— Required work —
Find every line in the records below that holds the word "informasi" and copy it.

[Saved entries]
╭──

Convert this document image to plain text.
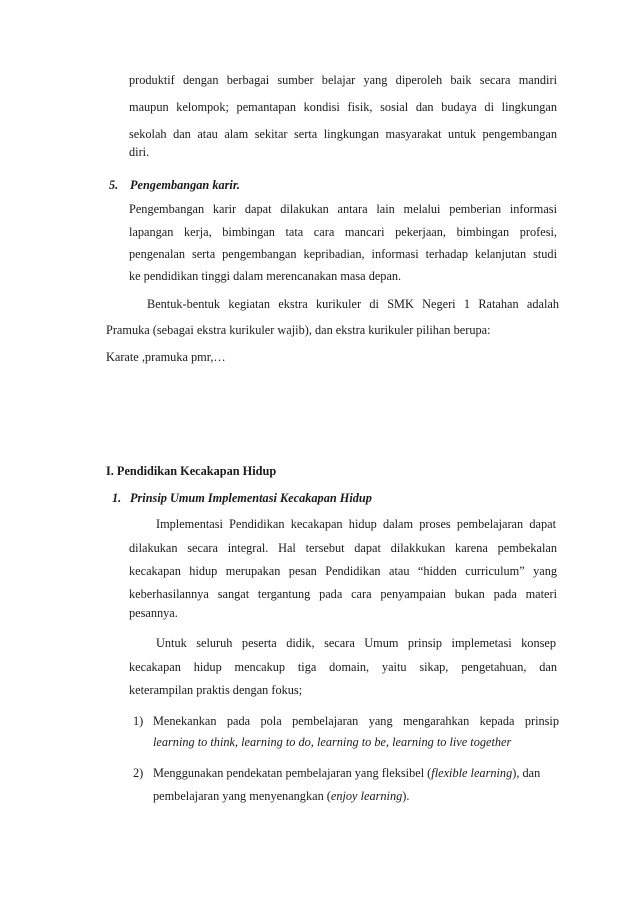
produktif dengan berbagai sumber belajar yang diperoleh baik secara mandiri
maupun kelompok; pemantapan kondisi fisik, sosial dan budaya di lingkungan
sekolah dan atau alam sekitar serta lingkungan masyarakat untuk pengembangan
diri.
5. Pengembangan karir.
Pengembangan karir dapat dilakukan antara lain melalui pemberian informasi
lapangan kerja, bimbingan tata cara mancari pekerjaan, bimbingan profesi,
pengenalan serta pengembangan kepribadian, informasi terhadap kelanjutan studi
ke pendidikan tinggi dalam merencanakan masa depan.
Bentuk-bentuk kegiatan ekstra kurikuler di SMK Negeri 1 Ratahan adalah
Pramuka (sebagai ekstra kurikuler wajib), dan ekstra kurikuler pilihan berupa:
Karate ,pramuka pmr,…
I. Pendidikan Kecakapan Hidup
1. Prinsip Umum Implementasi Kecakapan Hidup
Implementasi Pendidikan kecakapan hidup dalam proses pembelajaran dapat
dilakukan secara integral. Hal tersebut dapat dilakkukan karena pembekalan
kecakapan hidup merupakan pesan Pendidikan atau “hidden curriculum” yang
keberhasilannya sangat tergantung pada cara penyampaian bukan pada materi
pesannya.
Untuk seluruh peserta didik, secara Umum prinsip implemetasi konsep
kecakapan hidup mencakup tiga domain, yaitu sikap, pengetahuan, dan
keterampilan praktis dengan fokus;
1) Menekankan pada pola pembelajaran yang mengarahkan kepada prinsip
learning to think, learning to do, learning to be, learning to live together
2) Menggunakan pendekatan pembelajaran yang fleksibel (flexible learning), dan
pembelajaran yang menyenangkan (enjoy learning).
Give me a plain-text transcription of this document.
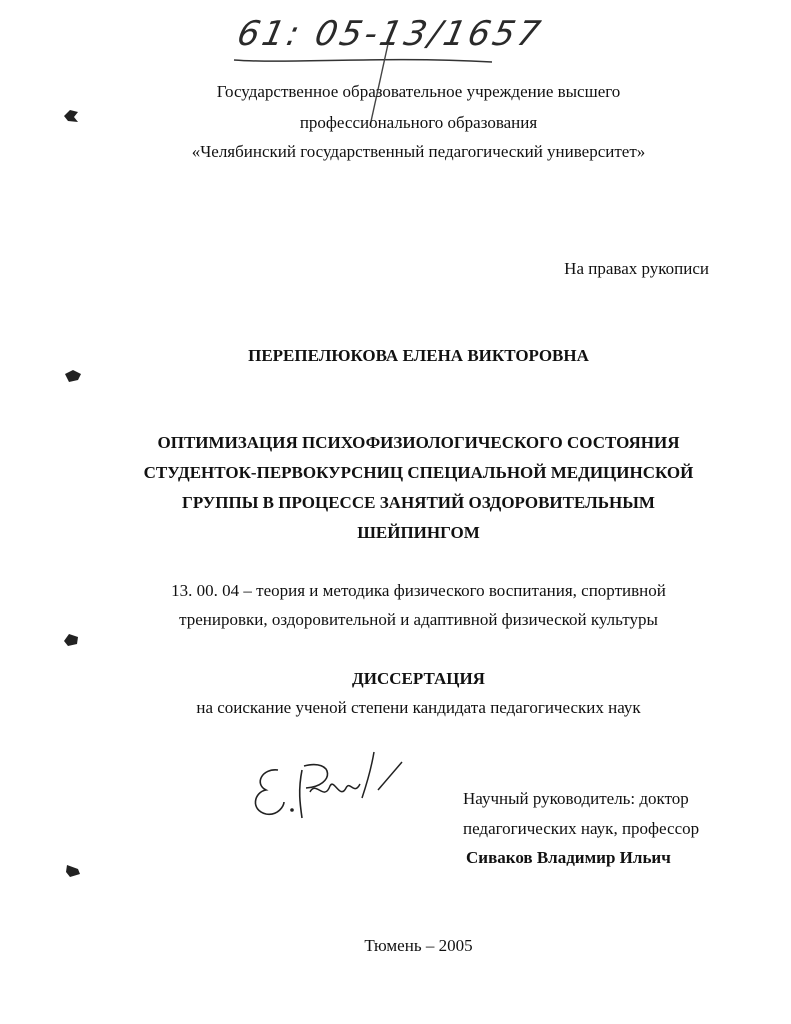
61: 05-13/1657
Государственное образовательное учреждение высшего
профессионального образования
«Челябинский государственный педагогический университет»
На правах рукописи
ПЕРЕПЕЛЮКОВА ЕЛЕНА ВИКТОРОВНА
ОПТИМИЗАЦИЯ ПСИХОФИЗИОЛОГИЧЕСКОГО СОСТОЯНИЯ
СТУДЕНТОК-ПЕРВОКУРСНИЦ СПЕЦИАЛЬНОЙ МЕДИЦИНСКОЙ
ГРУППЫ В ПРОЦЕССЕ ЗАНЯТИЙ ОЗДОРОВИТЕЛЬНЫМ
ШЕЙПИНГОМ
13. 00. 04 – теория и методика физического воспитания, спортивной
тренировки, оздоровительной и адаптивной физической культуры
ДИССЕРТАЦИЯ
на соискание ученой степени кандидата педагогических наук
Научный руководитель: доктор
педагогических наук, профессор
Сиваков Владимир Ильич
Тюмень – 2005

╰──

— Final answer —
Pengembangan karir dapat dilakukan antara lain melalui pemberian informasi
pengenalan serta pengembangan kepribadian, informasi terhadap kelanjutan studi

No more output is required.